───── INPUT FOR THIS TASK

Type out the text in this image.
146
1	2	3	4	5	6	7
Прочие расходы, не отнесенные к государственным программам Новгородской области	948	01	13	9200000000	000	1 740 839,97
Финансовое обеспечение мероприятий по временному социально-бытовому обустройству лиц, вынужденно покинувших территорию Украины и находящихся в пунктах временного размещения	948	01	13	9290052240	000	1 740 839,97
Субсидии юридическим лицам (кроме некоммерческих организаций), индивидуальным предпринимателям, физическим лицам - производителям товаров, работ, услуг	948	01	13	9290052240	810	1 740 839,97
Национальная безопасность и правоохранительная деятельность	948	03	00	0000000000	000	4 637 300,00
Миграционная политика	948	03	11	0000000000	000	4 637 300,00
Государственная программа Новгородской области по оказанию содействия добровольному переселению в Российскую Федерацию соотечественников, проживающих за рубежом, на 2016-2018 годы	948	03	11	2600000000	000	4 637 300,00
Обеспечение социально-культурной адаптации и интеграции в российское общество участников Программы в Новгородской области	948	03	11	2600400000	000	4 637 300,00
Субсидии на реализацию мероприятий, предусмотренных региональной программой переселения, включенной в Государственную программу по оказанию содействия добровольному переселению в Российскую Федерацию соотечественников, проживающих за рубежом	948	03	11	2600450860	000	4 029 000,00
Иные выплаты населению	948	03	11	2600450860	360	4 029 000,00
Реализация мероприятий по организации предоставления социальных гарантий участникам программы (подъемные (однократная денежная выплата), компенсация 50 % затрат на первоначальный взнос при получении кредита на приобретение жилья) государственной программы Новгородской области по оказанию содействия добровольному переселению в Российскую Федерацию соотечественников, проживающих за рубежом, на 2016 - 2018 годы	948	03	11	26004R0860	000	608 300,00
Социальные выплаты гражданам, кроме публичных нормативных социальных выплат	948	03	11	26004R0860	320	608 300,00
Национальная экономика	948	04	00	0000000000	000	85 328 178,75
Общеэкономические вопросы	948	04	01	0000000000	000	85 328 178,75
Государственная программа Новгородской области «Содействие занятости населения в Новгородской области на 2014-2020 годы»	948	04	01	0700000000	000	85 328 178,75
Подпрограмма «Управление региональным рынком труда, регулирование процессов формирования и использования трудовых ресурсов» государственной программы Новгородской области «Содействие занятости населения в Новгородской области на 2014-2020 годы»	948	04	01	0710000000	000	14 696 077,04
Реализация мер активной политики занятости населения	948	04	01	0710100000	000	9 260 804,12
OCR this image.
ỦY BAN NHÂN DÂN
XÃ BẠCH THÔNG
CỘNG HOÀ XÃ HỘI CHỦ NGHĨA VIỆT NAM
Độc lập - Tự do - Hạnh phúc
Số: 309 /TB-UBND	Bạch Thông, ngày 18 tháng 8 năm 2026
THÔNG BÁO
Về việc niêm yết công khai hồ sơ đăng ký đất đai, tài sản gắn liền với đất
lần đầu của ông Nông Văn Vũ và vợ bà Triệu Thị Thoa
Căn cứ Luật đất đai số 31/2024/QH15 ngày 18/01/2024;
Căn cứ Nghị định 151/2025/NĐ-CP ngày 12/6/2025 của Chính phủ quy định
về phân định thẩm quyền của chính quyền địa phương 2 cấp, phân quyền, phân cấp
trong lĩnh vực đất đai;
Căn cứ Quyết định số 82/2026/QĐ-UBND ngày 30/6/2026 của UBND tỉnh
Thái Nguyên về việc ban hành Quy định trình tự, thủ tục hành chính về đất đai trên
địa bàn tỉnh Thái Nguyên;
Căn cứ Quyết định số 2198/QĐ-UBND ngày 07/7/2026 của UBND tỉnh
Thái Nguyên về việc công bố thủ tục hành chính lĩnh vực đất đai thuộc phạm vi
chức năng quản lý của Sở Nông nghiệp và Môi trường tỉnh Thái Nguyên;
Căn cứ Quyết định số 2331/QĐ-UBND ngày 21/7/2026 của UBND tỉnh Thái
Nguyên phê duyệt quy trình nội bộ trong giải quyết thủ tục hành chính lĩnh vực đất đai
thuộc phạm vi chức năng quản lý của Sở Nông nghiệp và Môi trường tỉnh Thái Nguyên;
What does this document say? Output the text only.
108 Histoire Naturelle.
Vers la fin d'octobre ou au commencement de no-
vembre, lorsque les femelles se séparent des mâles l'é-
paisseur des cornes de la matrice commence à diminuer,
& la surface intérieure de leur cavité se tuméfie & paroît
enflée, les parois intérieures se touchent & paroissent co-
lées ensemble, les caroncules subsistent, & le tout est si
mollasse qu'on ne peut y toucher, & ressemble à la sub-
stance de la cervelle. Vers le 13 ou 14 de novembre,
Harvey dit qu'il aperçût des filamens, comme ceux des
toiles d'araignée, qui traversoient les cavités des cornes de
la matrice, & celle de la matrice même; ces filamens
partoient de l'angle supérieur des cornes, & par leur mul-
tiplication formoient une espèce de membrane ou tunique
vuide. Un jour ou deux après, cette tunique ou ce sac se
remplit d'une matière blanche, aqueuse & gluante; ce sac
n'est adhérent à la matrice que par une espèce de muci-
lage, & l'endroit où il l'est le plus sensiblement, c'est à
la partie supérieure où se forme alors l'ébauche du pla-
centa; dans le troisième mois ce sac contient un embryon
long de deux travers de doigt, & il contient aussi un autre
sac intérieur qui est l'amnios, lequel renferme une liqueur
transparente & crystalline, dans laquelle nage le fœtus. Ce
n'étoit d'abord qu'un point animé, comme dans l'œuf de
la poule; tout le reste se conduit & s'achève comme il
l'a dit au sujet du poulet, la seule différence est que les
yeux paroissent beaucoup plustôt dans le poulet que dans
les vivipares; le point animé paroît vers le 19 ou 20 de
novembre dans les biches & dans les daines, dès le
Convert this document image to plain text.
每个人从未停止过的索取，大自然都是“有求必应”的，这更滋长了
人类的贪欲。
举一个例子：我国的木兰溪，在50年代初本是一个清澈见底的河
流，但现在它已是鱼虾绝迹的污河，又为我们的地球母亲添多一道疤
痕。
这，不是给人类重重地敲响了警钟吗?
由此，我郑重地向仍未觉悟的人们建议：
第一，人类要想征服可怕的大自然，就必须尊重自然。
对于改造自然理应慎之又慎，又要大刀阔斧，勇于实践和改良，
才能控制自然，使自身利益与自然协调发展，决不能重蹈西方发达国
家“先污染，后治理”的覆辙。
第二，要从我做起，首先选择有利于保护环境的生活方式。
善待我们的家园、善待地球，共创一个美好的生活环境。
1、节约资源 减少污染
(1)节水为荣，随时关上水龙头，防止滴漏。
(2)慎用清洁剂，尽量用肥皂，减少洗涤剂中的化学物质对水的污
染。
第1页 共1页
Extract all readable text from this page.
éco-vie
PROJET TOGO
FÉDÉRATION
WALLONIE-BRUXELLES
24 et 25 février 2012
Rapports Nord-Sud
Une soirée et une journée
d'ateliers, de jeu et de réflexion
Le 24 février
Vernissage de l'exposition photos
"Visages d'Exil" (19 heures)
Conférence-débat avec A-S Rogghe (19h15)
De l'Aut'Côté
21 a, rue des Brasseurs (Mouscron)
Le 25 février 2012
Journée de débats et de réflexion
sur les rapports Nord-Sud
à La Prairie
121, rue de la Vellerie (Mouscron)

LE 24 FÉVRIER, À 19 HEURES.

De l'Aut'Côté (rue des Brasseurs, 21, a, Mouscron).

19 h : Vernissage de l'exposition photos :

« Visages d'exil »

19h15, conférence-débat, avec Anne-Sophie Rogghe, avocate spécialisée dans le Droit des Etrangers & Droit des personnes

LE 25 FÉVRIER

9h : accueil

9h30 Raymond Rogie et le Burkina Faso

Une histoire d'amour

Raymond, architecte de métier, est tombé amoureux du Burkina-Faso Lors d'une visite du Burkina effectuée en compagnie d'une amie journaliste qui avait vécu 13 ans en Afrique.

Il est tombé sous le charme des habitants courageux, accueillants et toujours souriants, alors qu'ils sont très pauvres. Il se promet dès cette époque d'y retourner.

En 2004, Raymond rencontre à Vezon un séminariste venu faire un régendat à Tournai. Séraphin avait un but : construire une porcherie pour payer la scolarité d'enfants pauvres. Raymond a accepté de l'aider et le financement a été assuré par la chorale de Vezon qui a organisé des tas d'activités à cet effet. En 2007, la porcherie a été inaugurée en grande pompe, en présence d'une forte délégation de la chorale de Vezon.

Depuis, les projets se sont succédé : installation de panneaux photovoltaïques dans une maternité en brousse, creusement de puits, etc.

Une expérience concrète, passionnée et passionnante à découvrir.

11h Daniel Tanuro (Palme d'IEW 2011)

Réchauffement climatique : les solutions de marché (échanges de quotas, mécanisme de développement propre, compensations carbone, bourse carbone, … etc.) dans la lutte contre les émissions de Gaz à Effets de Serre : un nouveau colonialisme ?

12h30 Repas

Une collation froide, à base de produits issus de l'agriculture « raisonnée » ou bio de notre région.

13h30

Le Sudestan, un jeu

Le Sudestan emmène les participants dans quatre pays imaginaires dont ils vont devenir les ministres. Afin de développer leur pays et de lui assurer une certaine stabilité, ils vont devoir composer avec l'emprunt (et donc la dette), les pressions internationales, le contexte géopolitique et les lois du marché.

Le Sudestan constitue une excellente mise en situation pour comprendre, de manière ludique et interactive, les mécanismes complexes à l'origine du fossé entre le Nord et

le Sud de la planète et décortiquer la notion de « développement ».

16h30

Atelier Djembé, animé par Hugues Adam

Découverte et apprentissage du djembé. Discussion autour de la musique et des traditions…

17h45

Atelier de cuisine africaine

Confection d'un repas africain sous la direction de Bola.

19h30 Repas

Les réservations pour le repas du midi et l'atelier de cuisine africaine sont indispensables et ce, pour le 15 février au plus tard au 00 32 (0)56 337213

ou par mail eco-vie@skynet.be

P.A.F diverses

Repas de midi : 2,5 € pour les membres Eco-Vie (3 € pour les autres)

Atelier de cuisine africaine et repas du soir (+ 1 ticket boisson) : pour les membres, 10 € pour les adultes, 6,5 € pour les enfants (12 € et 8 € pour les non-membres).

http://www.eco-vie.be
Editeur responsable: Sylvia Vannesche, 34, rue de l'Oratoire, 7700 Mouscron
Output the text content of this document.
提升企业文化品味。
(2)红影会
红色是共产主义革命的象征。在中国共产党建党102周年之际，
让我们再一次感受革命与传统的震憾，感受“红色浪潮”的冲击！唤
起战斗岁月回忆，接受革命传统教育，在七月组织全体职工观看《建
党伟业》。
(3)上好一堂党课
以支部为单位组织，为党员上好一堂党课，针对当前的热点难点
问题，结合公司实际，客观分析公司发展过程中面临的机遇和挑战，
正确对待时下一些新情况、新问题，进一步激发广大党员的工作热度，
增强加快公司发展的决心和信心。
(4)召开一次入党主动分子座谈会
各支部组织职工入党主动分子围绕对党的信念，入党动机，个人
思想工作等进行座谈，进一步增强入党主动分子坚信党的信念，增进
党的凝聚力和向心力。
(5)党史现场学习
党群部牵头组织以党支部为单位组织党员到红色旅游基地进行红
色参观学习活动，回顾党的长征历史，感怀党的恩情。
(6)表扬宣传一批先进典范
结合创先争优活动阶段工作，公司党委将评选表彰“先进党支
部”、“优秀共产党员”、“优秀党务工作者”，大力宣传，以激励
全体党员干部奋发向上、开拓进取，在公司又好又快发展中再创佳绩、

──────────

AIM —
Your answer should be a single number: the count of lines in the data that include the word "Российскую".

ANSWER TO THE PROBLEM —
3